▸ Description of the task:
Transcribe all the entries word for word, but omit the images.

--- start Records supplied ---

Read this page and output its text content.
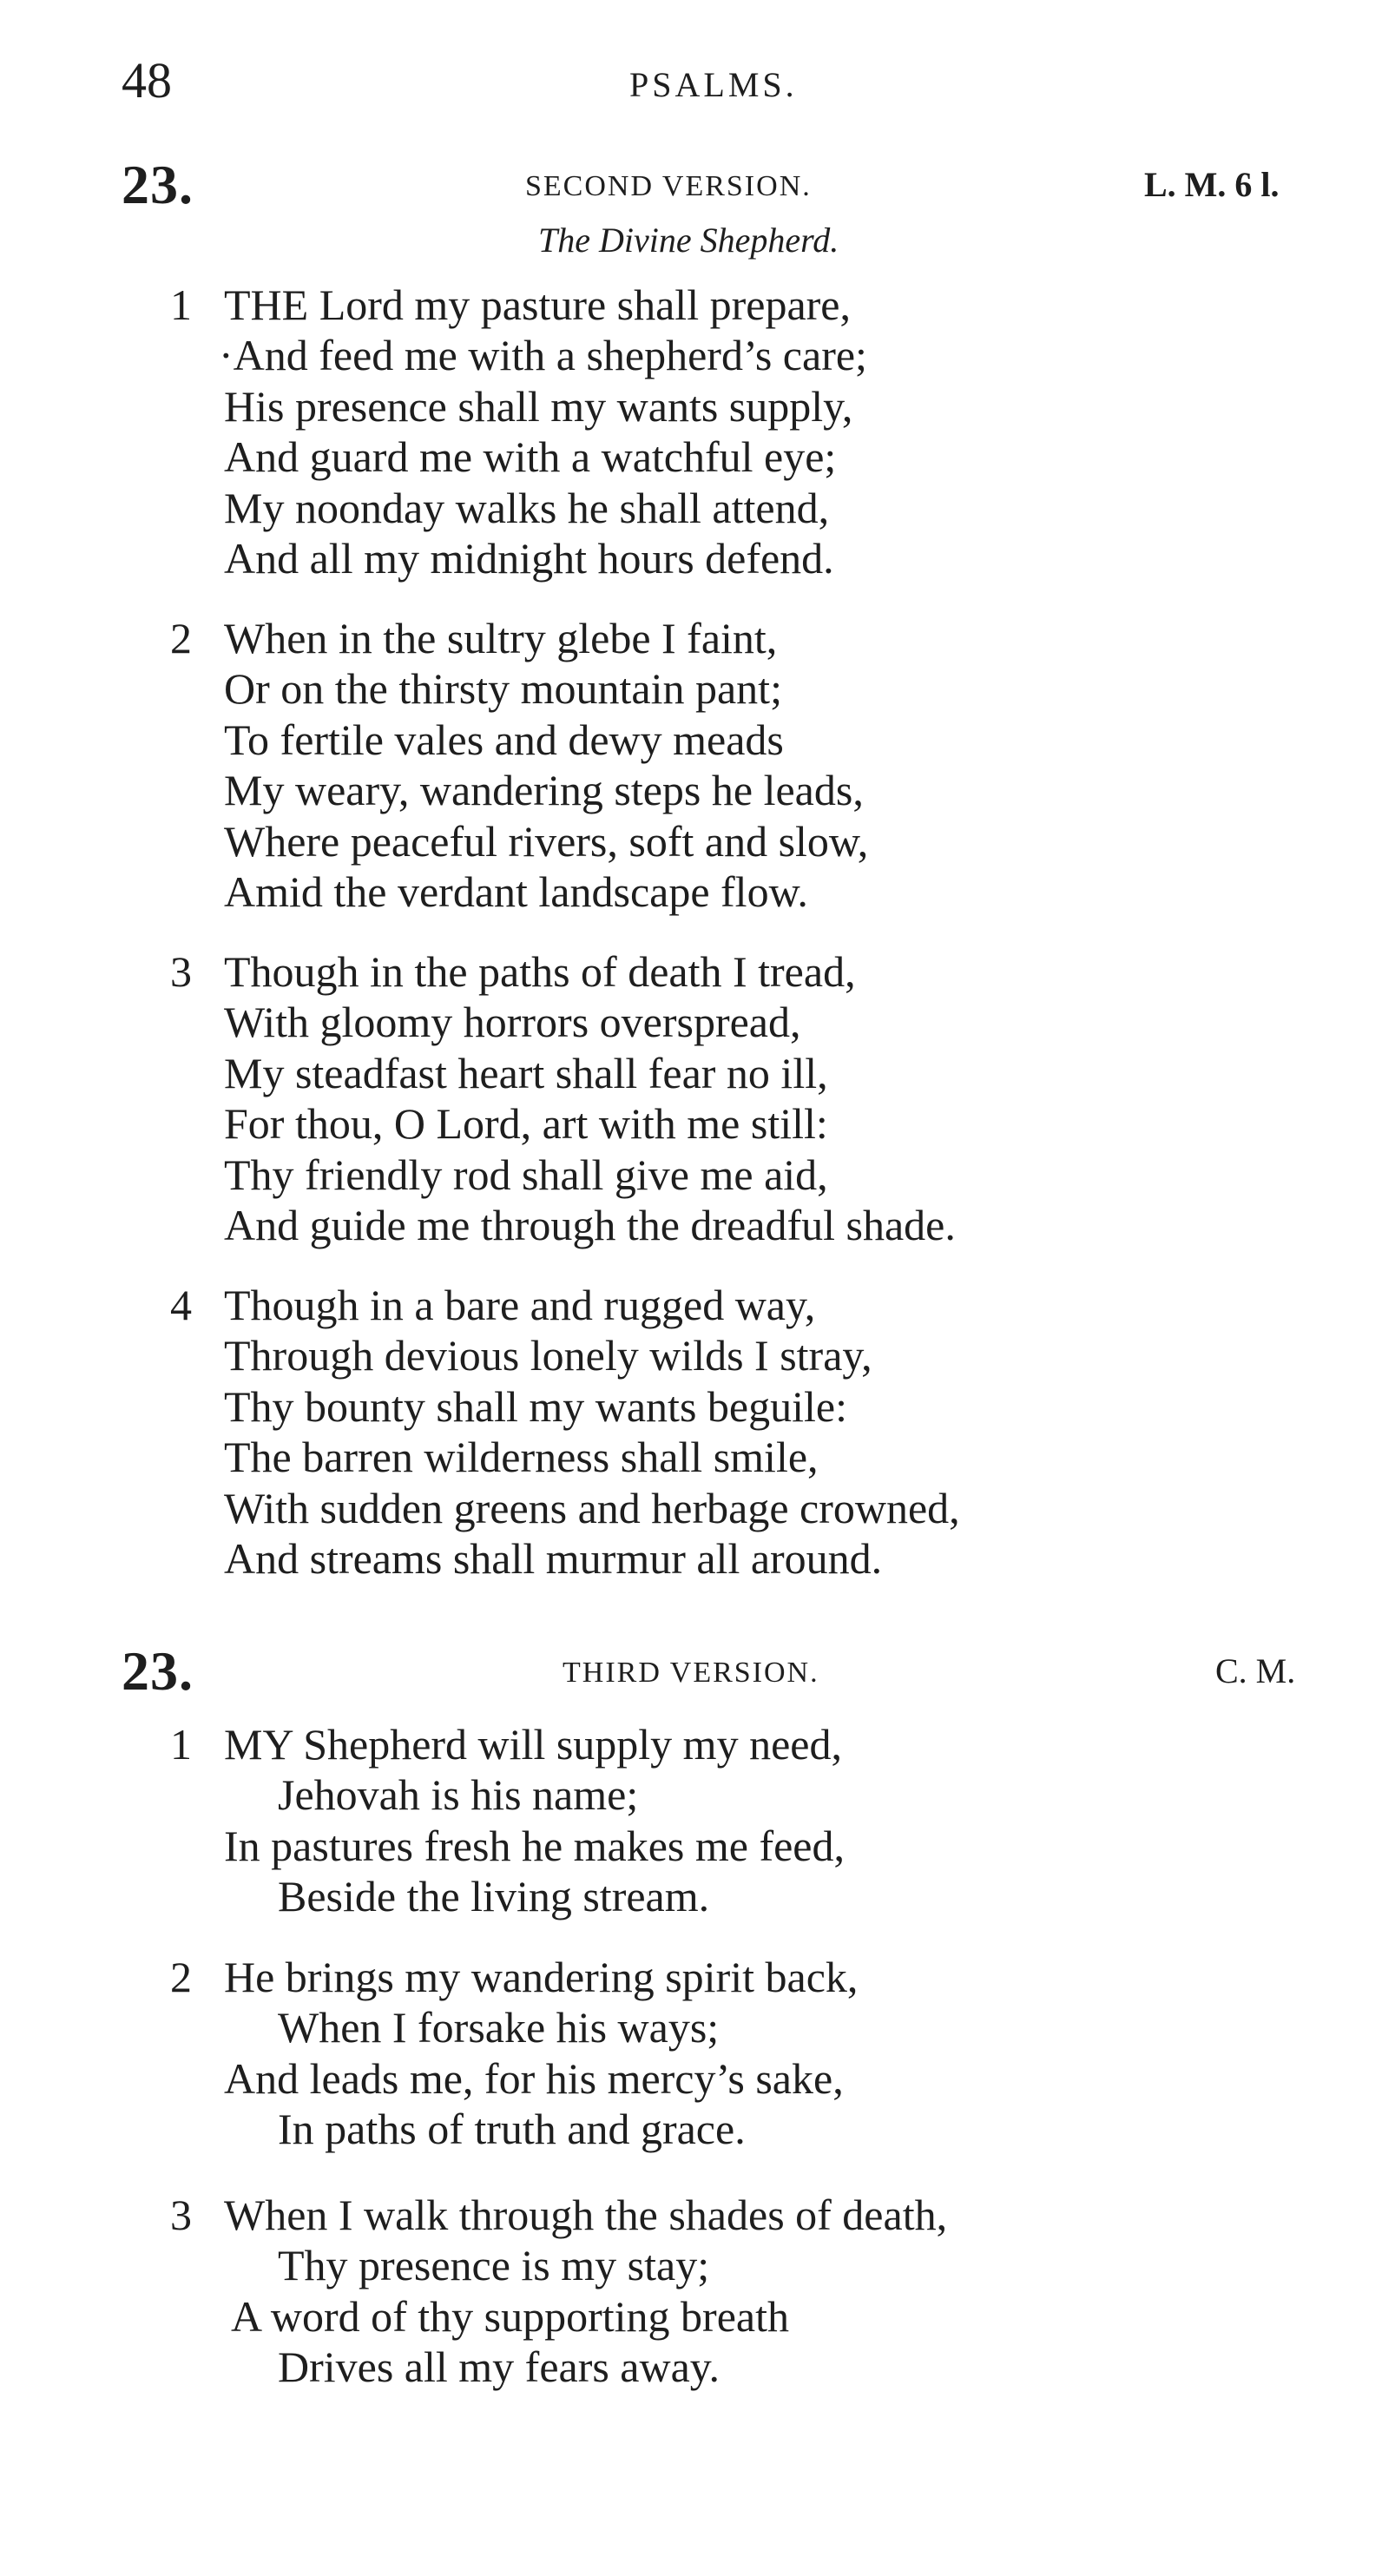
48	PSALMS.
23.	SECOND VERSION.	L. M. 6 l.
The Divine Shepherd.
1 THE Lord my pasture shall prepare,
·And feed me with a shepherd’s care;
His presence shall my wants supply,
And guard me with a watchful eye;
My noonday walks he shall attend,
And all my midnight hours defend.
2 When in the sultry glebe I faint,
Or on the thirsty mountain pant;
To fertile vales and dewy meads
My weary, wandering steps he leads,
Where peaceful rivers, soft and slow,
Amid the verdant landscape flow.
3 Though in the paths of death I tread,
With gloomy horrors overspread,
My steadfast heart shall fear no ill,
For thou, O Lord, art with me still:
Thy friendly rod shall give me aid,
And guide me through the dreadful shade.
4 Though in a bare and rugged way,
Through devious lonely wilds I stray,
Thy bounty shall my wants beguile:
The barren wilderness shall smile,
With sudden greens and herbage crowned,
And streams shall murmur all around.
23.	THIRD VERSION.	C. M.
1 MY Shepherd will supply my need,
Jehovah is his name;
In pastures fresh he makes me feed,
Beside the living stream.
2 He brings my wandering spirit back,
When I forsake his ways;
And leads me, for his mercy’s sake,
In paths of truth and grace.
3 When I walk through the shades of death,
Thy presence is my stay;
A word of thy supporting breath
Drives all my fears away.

--- end Records supplied ---

▸ Problem solution:
Read this page and output its text content.
48	PSALMS.
23.	SECOND VERSION.	L. M. 6 l.
The Divine Shepherd.
1 THE Lord my pasture shall prepare,
·And feed me with a shepherd’s care;
His presence shall my wants supply,
And guard me with a watchful eye;
My noonday walks he shall attend,
And all my midnight hours defend.
2 When in the sultry glebe I faint,
Or on the thirsty mountain pant;
To fertile vales and dewy meads
My weary, wandering steps he leads,
Where peaceful rivers, soft and slow,
Amid the verdant landscape flow.
3 Though in the paths of death I tread,
With gloomy horrors overspread,
My steadfast heart shall fear no ill,
For thou, O Lord, art with me still:
Thy friendly rod shall give me aid,
And guide me through the dreadful shade.
4 Though in a bare and rugged way,
Through devious lonely wilds I stray,
Thy bounty shall my wants beguile:
The barren wilderness shall smile,
With sudden greens and herbage crowned,
And streams shall murmur all around.
23.	THIRD VERSION.	C. M.
1 MY Shepherd will supply my need,
Jehovah is his name;
In pastures fresh he makes me feed,
Beside the living stream.
2 He brings my wandering spirit back,
When I forsake his ways;
And leads me, for his mercy’s sake,
In paths of truth and grace.
3 When I walk through the shades of death,
Thy presence is my stay;
A word of thy supporting breath
Drives all my fears away.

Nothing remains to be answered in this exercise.